> **What this task involves**
Report only how many lines hold the word "note".

> **Provided data**
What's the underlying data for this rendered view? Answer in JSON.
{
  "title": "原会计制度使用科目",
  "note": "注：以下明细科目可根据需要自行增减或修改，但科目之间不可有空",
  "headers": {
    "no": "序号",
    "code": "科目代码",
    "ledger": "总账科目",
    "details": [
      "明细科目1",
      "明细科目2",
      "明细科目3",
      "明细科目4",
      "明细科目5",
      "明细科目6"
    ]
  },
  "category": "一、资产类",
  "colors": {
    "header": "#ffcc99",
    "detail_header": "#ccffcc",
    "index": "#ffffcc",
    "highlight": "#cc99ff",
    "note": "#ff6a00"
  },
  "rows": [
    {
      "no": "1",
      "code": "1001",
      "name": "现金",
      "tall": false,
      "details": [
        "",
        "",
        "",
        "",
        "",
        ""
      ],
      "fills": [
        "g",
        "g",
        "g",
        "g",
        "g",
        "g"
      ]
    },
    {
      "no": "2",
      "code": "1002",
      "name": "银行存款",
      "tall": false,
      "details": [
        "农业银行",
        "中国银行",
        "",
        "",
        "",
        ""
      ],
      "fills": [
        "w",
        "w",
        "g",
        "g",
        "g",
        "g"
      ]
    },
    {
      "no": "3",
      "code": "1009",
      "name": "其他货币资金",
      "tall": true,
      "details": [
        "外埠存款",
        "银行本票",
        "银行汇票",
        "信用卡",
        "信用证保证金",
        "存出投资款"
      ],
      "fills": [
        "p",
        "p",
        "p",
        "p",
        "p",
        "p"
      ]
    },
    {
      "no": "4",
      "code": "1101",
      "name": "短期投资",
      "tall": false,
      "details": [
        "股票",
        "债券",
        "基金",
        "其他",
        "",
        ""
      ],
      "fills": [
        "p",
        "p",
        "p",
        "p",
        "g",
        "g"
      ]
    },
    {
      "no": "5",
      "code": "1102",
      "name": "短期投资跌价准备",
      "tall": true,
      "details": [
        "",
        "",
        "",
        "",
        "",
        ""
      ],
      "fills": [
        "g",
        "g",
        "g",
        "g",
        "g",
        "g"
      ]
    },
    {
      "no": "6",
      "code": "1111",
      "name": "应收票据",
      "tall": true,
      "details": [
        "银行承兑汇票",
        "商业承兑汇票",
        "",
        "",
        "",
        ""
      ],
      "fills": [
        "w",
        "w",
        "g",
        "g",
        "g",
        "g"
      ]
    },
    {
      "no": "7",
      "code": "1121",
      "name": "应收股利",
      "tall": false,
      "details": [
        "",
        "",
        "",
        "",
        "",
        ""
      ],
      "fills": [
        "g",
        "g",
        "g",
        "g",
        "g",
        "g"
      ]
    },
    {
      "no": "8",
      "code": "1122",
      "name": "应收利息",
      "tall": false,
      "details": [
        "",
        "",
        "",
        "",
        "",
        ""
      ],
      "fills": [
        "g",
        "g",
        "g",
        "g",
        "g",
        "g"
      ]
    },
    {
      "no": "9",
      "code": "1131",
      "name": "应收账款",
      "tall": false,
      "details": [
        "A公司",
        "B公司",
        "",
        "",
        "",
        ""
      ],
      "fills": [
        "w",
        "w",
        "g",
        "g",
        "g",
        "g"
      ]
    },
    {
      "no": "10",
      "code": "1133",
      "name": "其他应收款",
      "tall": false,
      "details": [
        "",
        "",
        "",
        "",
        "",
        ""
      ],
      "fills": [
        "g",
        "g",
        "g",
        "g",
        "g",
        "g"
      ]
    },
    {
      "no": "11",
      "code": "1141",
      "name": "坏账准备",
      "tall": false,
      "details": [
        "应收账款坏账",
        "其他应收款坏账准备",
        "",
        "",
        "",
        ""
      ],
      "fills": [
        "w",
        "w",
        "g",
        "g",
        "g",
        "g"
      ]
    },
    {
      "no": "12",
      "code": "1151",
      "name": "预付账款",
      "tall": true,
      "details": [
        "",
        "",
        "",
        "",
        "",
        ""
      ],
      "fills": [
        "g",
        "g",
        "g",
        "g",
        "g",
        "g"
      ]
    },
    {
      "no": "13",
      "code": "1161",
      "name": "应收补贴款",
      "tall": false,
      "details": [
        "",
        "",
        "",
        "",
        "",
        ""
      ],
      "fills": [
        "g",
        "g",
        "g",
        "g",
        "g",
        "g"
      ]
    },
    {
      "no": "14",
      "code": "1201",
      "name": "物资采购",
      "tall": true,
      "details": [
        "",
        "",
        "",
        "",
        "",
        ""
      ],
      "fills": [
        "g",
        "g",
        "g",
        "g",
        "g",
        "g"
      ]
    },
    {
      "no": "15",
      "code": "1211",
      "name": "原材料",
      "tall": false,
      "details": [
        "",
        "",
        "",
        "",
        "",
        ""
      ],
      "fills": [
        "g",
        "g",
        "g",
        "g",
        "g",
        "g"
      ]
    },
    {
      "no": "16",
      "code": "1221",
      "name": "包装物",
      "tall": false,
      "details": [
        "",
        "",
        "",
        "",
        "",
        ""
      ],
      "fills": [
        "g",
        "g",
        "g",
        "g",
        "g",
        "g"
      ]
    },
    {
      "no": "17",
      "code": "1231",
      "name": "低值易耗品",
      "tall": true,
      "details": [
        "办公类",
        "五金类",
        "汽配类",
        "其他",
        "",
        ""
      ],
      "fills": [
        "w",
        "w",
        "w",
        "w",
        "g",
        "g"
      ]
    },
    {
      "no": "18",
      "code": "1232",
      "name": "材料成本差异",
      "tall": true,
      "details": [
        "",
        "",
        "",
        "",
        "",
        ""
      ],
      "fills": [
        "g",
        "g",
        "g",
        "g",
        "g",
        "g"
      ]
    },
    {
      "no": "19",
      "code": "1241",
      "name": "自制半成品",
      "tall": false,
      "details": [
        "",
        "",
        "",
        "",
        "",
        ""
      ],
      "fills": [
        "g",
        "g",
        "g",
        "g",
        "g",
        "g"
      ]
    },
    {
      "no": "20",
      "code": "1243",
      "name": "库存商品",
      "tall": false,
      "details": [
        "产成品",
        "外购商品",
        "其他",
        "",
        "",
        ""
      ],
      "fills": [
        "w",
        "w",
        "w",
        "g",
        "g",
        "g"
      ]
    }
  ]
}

> **Result of this task**
2